Given exercise = Scan the material that follows. Copy every line containing the word "Media".

[Dataset records]

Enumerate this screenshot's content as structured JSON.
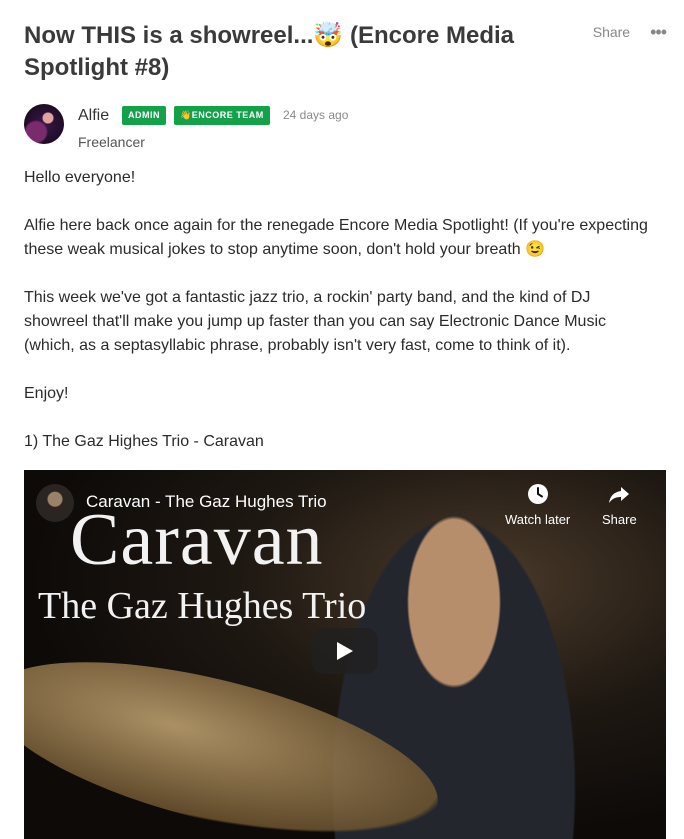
{
  "post": {
    "title": "Now THIS is a showreel...🤯 (Encore Media Spotlight #8)",
    "share_label": "Share",
    "more_label": "•••"
  },
  "author": {
    "name": "Alfie",
    "badge_admin": "ADMIN",
    "badge_team": "👋ENCORE TEAM",
    "time_ago": "24 days ago",
    "role": "Freelancer"
  },
  "body": {
    "paragraphs": [
      "Hello everyone!",
      "Alfie here back once again for the renegade Encore Media Spotlight! (If you're expecting these weak musical jokes to stop anytime soon, don't hold your breath 😉",
      "This week we've got a fantastic jazz trio, a rockin' party band, and the kind of DJ showreel that'll make you jump up faster than you can say Electronic Dance Music (which, as a septasyllabic phrase, probably isn't very fast, come to think of it).",
      "Enjoy!",
      "1) The Gaz Highes Trio - Caravan"
    ]
  },
  "video": {
    "title": "Caravan - The Gaz Hughes Trio",
    "watch_later_label": "Watch later",
    "share_label": "Share",
    "artwork_title": "Caravan",
    "artwork_subtitle": "The Gaz Hughes Trio"
  },
  "colors": {
    "badge_green": "#13a24a",
    "video_bg": "#0d0a08"
  }
}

Result for this exercise =
    "title": "Now THIS is a showreel...🤯 (Encore Media Spotlight #8)",
      "Alfie here back once again for the renegade Encore Media Spotlight! (If you're expecting these weak musical jokes to stop anytime soon, don't hold your breath 😉",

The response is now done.